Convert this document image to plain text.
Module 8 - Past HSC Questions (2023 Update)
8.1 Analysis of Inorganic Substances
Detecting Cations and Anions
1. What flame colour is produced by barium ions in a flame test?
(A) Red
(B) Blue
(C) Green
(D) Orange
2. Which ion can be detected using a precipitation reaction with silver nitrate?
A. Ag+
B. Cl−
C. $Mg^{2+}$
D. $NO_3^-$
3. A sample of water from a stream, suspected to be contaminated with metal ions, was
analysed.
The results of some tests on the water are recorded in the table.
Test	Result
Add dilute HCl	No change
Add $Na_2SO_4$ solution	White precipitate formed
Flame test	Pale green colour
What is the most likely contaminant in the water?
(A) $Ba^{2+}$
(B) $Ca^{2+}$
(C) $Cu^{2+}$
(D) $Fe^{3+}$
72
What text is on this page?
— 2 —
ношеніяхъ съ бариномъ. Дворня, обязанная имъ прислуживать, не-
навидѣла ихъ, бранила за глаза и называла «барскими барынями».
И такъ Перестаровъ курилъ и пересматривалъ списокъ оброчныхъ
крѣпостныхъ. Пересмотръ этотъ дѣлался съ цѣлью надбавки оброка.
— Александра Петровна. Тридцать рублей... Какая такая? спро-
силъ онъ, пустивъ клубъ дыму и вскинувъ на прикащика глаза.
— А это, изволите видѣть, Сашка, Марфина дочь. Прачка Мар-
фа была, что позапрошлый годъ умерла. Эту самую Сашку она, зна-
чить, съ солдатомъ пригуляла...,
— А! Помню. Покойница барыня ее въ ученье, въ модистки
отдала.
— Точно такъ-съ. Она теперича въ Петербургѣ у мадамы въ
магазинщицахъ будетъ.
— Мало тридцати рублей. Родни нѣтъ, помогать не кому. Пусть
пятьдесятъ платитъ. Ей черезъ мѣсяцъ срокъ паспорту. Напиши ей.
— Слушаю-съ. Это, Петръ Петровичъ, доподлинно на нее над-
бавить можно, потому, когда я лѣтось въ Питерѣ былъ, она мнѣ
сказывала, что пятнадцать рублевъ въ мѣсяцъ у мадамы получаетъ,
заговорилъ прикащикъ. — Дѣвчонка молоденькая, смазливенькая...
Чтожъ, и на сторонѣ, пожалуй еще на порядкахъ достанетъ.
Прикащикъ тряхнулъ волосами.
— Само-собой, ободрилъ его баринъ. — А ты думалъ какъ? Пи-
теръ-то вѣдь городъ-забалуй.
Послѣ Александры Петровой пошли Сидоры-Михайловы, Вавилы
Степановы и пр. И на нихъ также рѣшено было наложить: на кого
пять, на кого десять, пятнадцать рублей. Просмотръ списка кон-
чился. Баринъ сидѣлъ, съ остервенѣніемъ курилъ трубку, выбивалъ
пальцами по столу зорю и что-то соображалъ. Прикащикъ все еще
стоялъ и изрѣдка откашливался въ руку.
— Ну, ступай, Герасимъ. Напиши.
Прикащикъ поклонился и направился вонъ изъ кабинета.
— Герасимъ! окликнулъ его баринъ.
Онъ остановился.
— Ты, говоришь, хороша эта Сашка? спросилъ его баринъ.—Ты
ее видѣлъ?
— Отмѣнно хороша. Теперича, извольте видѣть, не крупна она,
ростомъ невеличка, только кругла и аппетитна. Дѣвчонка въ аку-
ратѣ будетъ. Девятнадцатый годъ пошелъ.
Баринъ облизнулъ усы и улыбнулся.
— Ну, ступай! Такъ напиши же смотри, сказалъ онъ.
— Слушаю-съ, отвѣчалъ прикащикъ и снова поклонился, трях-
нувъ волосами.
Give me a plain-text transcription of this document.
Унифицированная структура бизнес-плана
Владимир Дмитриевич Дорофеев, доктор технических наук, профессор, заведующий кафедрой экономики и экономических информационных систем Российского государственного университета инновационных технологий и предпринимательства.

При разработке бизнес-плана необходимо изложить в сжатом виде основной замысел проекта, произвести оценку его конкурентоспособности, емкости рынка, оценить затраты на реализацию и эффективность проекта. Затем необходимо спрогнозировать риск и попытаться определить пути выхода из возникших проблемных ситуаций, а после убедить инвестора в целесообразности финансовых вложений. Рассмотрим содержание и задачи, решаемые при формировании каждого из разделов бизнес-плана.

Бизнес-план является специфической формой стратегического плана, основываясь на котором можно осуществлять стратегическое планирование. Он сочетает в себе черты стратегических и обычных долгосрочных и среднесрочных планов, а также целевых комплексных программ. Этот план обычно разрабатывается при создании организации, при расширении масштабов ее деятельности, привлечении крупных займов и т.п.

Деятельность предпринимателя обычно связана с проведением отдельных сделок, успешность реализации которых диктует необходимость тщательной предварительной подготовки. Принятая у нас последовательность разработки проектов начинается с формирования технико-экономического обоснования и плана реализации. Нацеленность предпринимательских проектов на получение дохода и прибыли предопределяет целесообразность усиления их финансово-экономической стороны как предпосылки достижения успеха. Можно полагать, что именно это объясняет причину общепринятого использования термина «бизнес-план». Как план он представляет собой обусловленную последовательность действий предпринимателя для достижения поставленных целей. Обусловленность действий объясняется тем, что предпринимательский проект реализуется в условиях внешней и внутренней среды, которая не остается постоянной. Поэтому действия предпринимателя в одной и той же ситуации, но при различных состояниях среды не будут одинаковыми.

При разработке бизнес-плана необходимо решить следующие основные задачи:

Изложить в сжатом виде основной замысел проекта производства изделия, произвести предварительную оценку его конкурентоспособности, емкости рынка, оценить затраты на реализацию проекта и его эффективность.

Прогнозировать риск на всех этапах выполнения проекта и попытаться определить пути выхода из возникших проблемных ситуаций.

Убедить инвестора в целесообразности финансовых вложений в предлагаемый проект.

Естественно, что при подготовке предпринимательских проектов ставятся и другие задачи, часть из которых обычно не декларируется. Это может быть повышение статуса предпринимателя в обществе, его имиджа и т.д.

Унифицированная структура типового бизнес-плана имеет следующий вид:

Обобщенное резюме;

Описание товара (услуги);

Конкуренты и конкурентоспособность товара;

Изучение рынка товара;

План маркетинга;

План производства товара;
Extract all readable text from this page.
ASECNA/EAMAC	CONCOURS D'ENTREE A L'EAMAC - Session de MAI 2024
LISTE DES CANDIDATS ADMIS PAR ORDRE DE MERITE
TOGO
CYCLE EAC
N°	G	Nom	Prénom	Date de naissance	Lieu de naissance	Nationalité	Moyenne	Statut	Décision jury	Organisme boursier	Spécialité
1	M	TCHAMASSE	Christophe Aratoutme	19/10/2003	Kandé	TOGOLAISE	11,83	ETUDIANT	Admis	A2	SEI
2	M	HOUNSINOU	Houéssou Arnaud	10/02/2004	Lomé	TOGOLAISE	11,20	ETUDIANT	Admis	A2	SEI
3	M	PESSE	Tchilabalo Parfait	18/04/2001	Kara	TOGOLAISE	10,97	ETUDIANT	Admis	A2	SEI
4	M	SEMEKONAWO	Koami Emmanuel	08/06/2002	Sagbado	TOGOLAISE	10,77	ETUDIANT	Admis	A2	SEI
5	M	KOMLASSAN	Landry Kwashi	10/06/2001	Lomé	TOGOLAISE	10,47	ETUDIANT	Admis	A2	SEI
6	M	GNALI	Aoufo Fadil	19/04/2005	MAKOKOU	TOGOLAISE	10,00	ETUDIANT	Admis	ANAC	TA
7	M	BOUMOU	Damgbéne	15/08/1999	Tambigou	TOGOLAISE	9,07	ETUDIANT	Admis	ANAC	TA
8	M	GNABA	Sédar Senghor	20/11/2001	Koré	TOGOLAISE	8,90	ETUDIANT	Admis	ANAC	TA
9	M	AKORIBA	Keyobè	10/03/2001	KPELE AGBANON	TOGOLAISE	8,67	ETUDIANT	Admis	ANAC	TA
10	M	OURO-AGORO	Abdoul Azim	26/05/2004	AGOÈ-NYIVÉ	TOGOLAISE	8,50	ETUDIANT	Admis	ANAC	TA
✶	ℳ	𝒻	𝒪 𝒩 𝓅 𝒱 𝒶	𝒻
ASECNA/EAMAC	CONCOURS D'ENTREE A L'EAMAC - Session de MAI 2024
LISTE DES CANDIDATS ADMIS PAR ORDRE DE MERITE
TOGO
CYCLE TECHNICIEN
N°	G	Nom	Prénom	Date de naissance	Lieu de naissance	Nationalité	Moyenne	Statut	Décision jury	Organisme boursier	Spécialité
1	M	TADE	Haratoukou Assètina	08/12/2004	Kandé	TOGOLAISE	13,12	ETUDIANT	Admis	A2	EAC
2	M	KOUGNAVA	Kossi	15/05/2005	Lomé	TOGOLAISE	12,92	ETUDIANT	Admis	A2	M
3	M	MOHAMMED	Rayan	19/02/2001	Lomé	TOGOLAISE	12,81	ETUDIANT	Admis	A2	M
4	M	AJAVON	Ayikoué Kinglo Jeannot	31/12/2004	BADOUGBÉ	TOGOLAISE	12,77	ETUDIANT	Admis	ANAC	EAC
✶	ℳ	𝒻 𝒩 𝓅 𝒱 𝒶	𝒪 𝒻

● **SHORT EXERCISE**:
Show the lines from the data above that contain the string "мадамы".

● **TASK RESPONSE**:
— Точно такъ-съ. Она теперича въ Петербургѣ у мадамы въ
сказывала, что пятнадцать рублевъ въ мѣсяцъ у мадамы получаетъ,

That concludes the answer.